§ **REQUIREMENT**
Report the number of lines where the string "provision" occurs, and write nothing else.
>> start DATASET ENTRIES
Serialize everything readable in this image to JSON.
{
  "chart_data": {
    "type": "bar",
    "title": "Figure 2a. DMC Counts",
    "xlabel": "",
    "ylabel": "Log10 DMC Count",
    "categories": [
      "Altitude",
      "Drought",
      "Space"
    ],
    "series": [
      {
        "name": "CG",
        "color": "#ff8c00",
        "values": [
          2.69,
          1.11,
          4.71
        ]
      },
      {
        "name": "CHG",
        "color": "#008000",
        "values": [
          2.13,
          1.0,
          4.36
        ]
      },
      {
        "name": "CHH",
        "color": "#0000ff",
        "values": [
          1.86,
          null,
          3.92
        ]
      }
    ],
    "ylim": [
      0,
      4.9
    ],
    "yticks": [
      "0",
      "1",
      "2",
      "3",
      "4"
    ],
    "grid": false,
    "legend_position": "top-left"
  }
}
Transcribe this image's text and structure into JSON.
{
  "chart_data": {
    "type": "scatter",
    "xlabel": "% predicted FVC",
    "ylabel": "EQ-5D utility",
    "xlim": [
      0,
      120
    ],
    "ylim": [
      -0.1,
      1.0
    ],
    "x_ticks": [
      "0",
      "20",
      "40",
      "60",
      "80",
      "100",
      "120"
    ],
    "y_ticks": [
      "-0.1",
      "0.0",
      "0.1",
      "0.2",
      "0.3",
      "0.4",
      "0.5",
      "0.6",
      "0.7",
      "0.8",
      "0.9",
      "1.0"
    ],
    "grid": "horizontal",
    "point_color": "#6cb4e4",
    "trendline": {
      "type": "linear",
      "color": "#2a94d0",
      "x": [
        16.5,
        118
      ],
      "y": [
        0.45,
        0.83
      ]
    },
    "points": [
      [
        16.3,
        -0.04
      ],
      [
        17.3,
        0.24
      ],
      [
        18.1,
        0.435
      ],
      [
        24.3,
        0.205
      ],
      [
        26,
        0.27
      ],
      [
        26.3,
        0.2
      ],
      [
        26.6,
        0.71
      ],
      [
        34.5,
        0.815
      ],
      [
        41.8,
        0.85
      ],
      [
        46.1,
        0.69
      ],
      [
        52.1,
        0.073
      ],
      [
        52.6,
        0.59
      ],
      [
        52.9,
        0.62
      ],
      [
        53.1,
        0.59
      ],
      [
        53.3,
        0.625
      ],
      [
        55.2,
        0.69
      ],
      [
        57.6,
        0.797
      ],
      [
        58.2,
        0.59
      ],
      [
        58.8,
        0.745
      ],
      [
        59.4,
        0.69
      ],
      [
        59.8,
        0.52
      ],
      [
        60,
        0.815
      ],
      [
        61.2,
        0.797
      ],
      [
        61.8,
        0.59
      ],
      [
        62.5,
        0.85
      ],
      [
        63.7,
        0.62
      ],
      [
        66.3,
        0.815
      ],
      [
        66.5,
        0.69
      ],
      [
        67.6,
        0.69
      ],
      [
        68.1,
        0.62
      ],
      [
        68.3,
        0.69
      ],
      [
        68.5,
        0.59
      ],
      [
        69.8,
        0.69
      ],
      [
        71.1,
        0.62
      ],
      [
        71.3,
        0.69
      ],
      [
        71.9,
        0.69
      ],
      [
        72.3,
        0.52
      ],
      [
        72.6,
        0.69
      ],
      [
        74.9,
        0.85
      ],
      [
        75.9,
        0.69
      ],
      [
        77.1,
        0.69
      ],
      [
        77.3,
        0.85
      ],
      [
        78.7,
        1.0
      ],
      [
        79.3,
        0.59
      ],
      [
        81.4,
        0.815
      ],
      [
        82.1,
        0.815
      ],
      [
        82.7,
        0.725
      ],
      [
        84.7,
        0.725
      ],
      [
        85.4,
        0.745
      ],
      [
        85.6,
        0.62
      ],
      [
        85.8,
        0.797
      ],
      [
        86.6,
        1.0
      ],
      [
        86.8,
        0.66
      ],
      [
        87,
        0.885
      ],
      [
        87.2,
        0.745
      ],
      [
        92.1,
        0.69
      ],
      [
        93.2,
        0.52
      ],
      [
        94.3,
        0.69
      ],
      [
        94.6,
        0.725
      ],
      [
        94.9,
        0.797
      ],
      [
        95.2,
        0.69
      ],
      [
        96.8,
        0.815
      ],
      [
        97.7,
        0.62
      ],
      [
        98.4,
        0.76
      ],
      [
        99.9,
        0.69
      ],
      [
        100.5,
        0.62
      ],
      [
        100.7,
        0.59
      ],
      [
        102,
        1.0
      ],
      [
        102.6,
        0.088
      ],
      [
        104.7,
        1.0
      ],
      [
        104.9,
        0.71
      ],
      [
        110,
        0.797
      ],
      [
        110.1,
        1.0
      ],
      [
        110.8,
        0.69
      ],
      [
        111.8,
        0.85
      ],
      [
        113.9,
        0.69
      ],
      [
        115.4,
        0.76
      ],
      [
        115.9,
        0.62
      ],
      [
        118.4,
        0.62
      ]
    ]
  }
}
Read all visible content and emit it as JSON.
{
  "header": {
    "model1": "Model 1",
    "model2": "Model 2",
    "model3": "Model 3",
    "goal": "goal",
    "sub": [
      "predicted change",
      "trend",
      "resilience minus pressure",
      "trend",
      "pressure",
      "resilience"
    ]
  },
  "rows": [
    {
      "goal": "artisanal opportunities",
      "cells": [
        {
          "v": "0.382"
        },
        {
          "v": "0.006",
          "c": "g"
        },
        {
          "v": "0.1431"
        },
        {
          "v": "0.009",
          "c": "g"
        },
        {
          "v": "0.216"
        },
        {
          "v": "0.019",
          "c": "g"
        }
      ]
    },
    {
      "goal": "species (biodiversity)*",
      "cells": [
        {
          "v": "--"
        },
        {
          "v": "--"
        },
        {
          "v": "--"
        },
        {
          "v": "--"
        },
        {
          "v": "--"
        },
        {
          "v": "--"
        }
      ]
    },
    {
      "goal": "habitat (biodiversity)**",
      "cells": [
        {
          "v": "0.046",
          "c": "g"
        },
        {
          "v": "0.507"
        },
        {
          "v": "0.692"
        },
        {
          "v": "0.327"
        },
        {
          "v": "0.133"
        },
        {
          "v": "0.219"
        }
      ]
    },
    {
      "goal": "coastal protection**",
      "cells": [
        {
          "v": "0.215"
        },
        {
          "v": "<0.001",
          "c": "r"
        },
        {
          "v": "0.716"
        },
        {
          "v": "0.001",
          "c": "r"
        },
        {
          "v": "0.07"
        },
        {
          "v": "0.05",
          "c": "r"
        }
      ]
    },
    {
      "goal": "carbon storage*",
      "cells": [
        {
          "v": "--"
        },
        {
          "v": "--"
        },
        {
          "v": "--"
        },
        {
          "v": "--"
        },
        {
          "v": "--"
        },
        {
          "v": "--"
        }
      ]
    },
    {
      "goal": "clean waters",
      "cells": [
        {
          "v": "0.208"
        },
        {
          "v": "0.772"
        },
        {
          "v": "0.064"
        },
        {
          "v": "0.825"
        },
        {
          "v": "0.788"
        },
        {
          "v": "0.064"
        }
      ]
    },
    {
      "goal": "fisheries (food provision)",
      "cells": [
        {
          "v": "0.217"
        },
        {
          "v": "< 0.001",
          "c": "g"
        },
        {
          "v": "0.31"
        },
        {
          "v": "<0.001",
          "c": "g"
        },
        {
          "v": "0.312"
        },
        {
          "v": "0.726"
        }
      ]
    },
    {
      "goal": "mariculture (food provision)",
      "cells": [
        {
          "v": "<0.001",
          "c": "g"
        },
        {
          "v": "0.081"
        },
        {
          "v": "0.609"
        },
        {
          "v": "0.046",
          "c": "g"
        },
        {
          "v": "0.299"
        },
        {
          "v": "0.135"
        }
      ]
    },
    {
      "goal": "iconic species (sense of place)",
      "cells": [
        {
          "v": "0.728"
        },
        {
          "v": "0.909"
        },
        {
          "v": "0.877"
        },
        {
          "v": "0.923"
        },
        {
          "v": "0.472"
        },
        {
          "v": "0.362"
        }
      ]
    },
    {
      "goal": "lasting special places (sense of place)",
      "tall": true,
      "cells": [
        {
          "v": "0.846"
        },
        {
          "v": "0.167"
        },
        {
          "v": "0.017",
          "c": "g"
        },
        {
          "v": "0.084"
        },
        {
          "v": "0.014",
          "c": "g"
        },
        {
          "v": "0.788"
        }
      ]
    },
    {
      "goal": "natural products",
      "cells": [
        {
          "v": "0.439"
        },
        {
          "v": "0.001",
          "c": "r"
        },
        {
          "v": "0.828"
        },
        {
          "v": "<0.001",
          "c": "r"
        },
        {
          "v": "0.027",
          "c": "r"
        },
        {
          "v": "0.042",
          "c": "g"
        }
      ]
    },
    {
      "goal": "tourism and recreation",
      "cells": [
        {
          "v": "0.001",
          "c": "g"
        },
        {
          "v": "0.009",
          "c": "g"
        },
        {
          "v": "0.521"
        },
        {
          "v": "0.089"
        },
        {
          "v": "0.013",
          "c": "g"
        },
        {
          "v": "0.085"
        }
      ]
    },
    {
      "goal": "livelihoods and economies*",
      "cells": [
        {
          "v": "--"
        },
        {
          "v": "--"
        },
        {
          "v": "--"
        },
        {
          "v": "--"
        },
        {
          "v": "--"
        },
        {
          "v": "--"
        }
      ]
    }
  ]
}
>> end DATASET ENTRIES
§ **SOLUTION TO THIS EXERCISE**
2